[WHAT TO PRODUCE]: Across the entries below, how many lines contain the word "this"? Give the number alone.
-- start of SUPPLIED MATERIAL --
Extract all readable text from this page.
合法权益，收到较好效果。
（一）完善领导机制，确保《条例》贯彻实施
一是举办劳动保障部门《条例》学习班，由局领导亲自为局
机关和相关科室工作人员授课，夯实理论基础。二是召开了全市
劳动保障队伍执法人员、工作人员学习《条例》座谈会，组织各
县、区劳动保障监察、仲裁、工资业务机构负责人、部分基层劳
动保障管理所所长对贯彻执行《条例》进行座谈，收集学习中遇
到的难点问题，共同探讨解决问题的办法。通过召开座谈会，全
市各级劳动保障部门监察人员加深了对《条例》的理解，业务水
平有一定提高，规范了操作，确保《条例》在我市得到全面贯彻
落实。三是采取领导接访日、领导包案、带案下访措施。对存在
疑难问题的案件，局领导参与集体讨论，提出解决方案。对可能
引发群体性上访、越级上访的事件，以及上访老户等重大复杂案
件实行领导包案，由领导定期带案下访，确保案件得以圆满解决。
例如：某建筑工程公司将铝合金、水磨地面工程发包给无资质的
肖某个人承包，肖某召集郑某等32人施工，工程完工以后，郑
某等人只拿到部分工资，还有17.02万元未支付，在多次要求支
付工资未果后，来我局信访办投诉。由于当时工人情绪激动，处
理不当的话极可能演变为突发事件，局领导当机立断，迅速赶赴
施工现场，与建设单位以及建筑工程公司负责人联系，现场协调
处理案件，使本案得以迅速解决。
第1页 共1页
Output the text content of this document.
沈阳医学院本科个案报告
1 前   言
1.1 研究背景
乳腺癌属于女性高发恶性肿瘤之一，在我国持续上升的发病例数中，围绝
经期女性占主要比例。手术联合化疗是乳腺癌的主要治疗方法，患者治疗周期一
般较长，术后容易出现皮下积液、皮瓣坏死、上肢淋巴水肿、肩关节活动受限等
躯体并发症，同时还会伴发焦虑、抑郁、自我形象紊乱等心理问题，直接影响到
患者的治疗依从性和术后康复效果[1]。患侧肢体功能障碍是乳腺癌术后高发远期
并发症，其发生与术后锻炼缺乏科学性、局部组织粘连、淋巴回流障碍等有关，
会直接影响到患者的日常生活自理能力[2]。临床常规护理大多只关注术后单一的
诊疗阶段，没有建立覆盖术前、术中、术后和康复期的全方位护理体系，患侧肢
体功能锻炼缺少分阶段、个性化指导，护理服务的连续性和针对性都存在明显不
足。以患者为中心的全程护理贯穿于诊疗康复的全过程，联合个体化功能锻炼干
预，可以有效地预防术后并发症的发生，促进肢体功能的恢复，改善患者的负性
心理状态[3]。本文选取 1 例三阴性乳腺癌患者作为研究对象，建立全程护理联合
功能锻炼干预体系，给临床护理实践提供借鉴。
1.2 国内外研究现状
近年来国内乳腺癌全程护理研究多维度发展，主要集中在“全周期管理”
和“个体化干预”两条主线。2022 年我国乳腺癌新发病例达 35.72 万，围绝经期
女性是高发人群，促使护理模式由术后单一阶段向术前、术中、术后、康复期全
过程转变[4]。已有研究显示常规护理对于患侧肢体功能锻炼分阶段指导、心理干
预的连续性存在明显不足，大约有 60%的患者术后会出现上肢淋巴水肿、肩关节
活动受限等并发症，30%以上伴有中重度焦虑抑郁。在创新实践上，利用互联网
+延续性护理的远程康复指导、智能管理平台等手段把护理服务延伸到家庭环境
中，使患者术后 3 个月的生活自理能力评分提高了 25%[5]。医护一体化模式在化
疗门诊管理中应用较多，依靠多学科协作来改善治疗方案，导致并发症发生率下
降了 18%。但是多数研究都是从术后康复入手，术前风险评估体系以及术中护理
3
-- end of SUPPLIED MATERIAL --
[EXERCISE ANSWER]: 2